### WHAT NEEDS TO BE DONE
Extract the full listing verbatim and drop any pictures from your copy.
--- Begin DATA FOR THIS EXERCISE ---
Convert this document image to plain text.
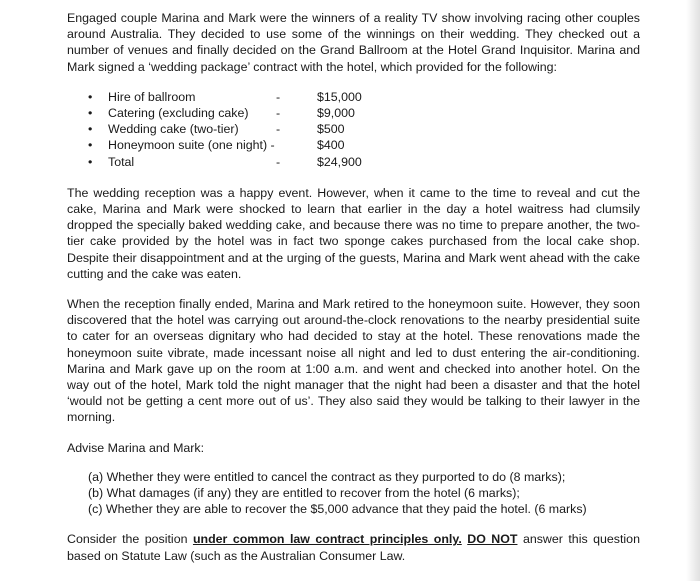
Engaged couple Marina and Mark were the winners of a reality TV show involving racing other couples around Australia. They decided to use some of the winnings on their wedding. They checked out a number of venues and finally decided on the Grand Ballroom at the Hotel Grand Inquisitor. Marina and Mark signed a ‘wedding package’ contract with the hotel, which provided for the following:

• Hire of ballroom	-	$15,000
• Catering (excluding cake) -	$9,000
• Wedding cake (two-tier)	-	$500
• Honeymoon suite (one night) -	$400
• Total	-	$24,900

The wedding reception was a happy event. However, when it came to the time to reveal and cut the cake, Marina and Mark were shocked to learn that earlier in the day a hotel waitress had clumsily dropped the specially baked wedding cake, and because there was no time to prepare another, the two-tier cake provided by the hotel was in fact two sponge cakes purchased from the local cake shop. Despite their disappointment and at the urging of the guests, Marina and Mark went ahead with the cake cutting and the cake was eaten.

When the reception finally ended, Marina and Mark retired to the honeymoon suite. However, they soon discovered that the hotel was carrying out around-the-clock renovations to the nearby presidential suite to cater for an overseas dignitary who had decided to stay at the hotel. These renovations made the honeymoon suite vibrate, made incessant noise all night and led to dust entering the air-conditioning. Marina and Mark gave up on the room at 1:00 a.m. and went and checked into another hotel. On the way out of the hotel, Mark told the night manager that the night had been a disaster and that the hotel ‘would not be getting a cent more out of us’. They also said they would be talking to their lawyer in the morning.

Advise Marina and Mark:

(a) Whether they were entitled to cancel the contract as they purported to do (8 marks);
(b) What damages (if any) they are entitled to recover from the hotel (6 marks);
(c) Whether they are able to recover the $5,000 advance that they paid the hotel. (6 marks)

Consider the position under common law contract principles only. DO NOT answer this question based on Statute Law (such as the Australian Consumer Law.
--- End DATA FOR THIS EXERCISE ---
### RESPONSE TO THE TASK
Convert this document image to plain text.
Engaged couple Marina and Mark were the winners of a reality TV show involving racing other couples around Australia. They decided to use some of the winnings on their wedding. They checked out a number of venues and finally decided on the Grand Ballroom at the Hotel Grand Inquisitor. Marina and Mark signed a ‘wedding package’ contract with the hotel, which provided for the following:

• Hire of ballroom	-	$15,000
• Catering (excluding cake) -	$9,000
• Wedding cake (two-tier)	-	$500
• Honeymoon suite (one night) -	$400
• Total	-	$24,900

The wedding reception was a happy event. However, when it came to the time to reveal and cut the cake, Marina and Mark were shocked to learn that earlier in the day a hotel waitress had clumsily dropped the specially baked wedding cake, and because there was no time to prepare another, the two-tier cake provided by the hotel was in fact two sponge cakes purchased from the local cake shop. Despite their disappointment and at the urging of the guests, Marina and Mark went ahead with the cake cutting and the cake was eaten.

When the reception finally ended, Marina and Mark retired to the honeymoon suite. However, they soon discovered that the hotel was carrying out around-the-clock renovations to the nearby presidential suite to cater for an overseas dignitary who had decided to stay at the hotel. These renovations made the honeymoon suite vibrate, made incessant noise all night and led to dust entering the air-conditioning. Marina and Mark gave up on the room at 1:00 a.m. and went and checked into another hotel. On the way out of the hotel, Mark told the night manager that the night had been a disaster and that the hotel ‘would not be getting a cent more out of us’. They also said they would be talking to their lawyer in the morning.

Advise Marina and Mark:

(a) Whether they were entitled to cancel the contract as they purported to do (8 marks);
(b) What damages (if any) they are entitled to recover from the hotel (6 marks);
(c) Whether they are able to recover the $5,000 advance that they paid the hotel. (6 marks)

Consider the position under common law contract principles only. DO NOT answer this question based on Statute Law (such as the Australian Consumer Law.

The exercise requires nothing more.